## TEKS PILIHAN

Berkali-kali saya ditanyai tentang seberapa lama waktu puasa di Perth. Tentu saya menjawabnya dengan gembira. “Subuh jam 5.47, Magrib jam 5.20!”
Ini sudah Ramadan ketiga yang saya jalani di kota ini. Kebetulan dapat musim dingin, musim ketika siang hari lumayan pendek. Makanya, tiap kali jawaban saya berikan, selalu ada yang komen, “Uenakeee …!”
Namun, setelah saya pikir-pikir lagi, ada yang mengganjal. Kita melulu mengukur berat ringannya puasa dengan seberapa lama kita menahan lapar dan dahaga. Memalukan sekali, macam anak TK saja. Padahal tantangan puasa yang beneran bukan di situ.
Yang paling terasa adalah perkara suasana. Ini faktor penting yang sangat menentukan kekhusyukan dan kenyamanan Ramadan kita, tapi acap antum tidak sadari.
Antum di situ enak sekali. Tiap hari melihat artis-artis dan host TV yang mendadak berhijab, yang laki mendadak berpeci. Acara-acara keislaman bertaburan. Kuis-kuis Ramadan, sinetron Ramadan, iklan-iklan berganti tema Ramadan, dan yang penting di antara segala yang penting: wajah agung Om Deddy Mizwar yang berseliweran nyaris setiap lima menit!
Itu belum semua. Setiap jam sahur, antum bisa ngemil sambil menyimak pengajian dan “Tafsir al-Mishbah” (tentu saja cuma buat mereka yang sadar dirinya lebih bodoh ketimbang Pak Quraish Shihab. Kalau yang merasa lebih alim dan saleh sih sudah pada nggak mau mendengar beliau). Berangkat kerja, tiba di kantor, pemakluman selalu diberikan bos. Misalnya saat ketahuan ada karyawan ngorok karena kelaparan. Pulang kantor, jalanan sudah riuh rendah oleh berjibun orang yang ngabuburit atau sekadar cari kolak dan es pisang ijo.

## DATA TERSEDIA

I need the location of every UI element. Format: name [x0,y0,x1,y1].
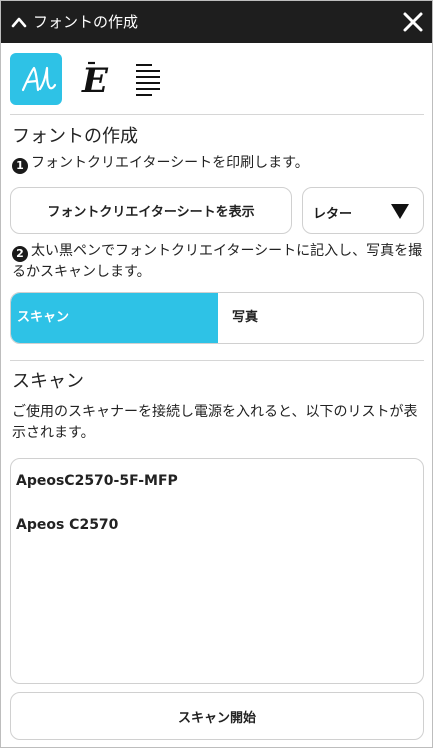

## TUGAS ANDA
1) Tentukan apakah setiap pernyataan di bawah sesuai dengan tulisan tentang puasa di Perth. Jawab ya atau tidak, lalu kutip kata-kata tulisan itu yang menentukan jawabannya secara persis.
(a) Penulis sedang menjalani Ramadan pertamanya di Perth.
(b) Ramadan yang dijalani penulis kali ini jatuh pada musim dingin.
(c) Menurut penulis, tantangan puasa yang sebenarnya terletak pada lamanya menahan lapar dan dahaga.
2) Jawablah pertanyaan di bawah berdasarkan tulisan tentang puasa di Perth.
(a) Pukul berapa waktu Magrib di Perth menurut penulis?
(b) Menurut penulis, apa yang paling terasa dalam menjalani puasa?
(c) Apa yang bisa disimak sambil ngemil setiap jam sahur?
3) Sambung tulisan tentang puasa di Perth, dimulai sesudah kalimat terakhirnya.
Data di atas sama sekali tidak digunakan di sini.

## JAWABAN TERTULIS
1)
(a) Tidak. "Ini sudah Ramadan ketiga yang saya jalani di kota ini."
(b) Ya. "Kebetulan dapat musim dingin, musim ketika siang hari lumayan pendek."
(c) Tidak. "Padahal tantangan puasa yang beneran bukan di situ."

2)
(a) Pukul 5.20.
(b) Perkara suasana.
(c) Pengajian dan "Tafsir al-Mishbah".

3)
Sampai di rumah, menjelang buka selalu ada suara anak-anak di masjid terdekat yang berebut mikrofon dan membaca doa-doa. Belum lagi malamnya, saat dari TOA yang sama bentar-bentar terdengar, “Aaamiiin …!” dari jamaah Tarawih. Duh, Ramadan bangeeet!
Ha, di sini? Boro-boro suara anak berisik di TOA. Suara azan saja dengarnya cuma kalau pas kebetulan ada teman yang hapenya dipasangi aplikasi waktu salat dan tiba-tiba bunyi kenceng banget. Itu pun biasanya dia langsung geragapan cepat-cepat mematikan hape karena sedang di tempat umum. Hahaha.
Beberapa kali di waktu sahur saya buka yutub buat nyetel lagu-lagu yang buat saya paling so Ramadan. Ada tiga nih kalau buat saya: Bimbo, Hadad Alwi, sama Opick. Eh giliran saya setel, anak saya langsung protes karena dia juga punya agenda sendiri.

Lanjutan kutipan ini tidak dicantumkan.